*BRIEF*. Pick out each line below containing "Applied".

*RECORD EXCERPTS*.
======

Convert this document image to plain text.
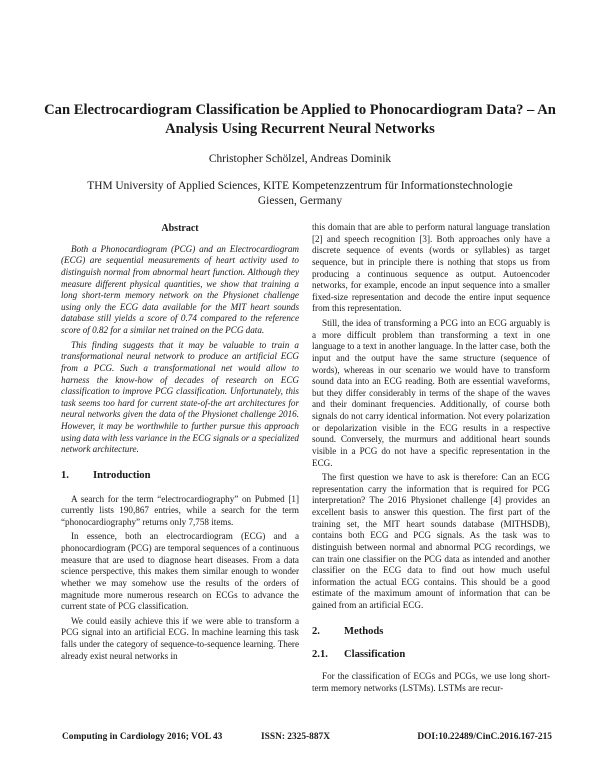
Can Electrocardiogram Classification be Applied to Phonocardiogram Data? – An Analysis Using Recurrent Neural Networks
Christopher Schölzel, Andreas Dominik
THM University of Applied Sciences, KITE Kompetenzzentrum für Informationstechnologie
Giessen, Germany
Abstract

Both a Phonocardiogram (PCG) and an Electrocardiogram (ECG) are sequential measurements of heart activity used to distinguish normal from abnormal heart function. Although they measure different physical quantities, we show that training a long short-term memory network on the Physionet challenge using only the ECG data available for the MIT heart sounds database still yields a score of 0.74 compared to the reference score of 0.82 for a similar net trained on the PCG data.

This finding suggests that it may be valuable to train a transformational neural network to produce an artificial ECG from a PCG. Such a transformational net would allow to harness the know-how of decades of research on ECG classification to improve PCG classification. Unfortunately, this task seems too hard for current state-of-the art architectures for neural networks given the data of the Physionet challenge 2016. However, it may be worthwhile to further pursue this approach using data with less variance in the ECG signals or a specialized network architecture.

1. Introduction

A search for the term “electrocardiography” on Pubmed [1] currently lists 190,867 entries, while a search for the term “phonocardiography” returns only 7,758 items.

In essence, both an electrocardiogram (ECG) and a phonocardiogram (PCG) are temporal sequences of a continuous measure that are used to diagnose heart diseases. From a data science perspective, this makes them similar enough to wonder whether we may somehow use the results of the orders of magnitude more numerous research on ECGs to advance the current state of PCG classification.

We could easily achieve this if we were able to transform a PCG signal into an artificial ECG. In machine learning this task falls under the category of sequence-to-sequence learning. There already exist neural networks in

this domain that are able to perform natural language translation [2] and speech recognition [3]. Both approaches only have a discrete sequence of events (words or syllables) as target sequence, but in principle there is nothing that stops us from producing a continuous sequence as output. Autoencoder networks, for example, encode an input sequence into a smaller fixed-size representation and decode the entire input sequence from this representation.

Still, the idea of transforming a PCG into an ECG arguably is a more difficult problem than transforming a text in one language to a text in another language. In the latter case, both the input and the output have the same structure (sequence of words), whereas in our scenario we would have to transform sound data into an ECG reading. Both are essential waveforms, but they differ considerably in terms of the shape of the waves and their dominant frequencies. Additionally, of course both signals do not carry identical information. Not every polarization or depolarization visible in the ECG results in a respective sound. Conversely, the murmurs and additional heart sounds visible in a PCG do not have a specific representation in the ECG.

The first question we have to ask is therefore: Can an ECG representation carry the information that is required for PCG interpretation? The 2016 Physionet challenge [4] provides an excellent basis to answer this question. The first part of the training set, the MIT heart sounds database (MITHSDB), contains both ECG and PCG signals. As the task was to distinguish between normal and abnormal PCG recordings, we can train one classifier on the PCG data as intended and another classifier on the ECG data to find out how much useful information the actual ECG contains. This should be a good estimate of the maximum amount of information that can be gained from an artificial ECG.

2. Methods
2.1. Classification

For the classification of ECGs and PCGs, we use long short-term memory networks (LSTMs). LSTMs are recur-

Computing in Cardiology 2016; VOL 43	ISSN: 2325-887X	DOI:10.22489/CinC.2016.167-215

======

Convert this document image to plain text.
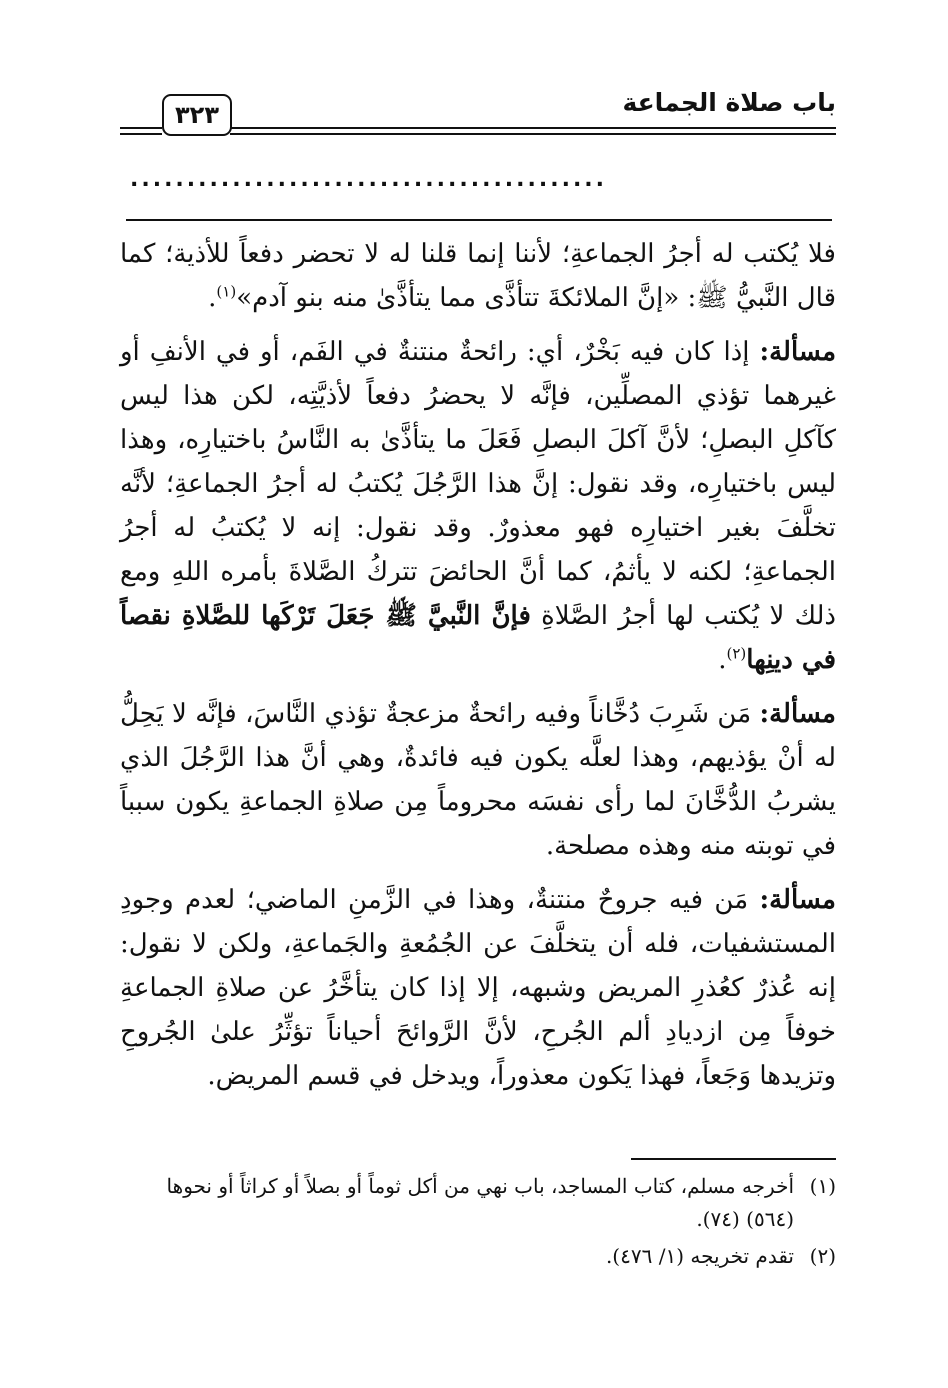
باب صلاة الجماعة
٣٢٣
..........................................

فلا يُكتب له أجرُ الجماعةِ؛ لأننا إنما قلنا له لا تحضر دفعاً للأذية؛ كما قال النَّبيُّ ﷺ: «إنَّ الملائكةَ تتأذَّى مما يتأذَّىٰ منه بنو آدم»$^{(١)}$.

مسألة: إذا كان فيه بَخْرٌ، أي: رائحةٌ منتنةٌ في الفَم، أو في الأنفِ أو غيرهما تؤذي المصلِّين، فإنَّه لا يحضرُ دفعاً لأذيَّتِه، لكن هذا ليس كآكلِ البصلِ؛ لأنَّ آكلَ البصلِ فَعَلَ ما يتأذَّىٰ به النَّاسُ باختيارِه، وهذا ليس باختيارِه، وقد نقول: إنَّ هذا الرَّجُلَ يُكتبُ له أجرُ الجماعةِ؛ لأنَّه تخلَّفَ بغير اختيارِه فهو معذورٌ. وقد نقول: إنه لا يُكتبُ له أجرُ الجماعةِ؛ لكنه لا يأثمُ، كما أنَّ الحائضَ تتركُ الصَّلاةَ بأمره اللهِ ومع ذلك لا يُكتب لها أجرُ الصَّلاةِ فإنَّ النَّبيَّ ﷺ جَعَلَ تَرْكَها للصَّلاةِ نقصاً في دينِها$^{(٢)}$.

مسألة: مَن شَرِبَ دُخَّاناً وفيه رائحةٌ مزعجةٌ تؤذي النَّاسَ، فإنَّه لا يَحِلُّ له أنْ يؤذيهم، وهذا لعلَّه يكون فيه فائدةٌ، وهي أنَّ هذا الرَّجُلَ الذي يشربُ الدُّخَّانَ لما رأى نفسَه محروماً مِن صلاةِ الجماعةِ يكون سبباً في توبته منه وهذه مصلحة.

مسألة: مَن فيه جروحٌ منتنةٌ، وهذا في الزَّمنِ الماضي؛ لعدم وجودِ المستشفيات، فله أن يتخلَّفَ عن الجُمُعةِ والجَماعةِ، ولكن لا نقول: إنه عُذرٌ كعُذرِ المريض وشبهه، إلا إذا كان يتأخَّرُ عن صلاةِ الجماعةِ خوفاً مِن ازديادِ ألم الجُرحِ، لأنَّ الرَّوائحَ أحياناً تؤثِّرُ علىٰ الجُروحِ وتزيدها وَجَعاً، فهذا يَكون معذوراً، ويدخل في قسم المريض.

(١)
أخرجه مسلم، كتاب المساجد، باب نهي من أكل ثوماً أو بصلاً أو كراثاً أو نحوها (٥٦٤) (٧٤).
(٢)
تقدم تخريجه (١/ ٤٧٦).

======

*SOLUTION*.
Can Electrocardiogram Classification be Applied to Phonocardiogram Data? – An Analysis Using Recurrent Neural Networks
THM University of Applied Sciences, KITE Kompetenzzentrum für Informationstechnologie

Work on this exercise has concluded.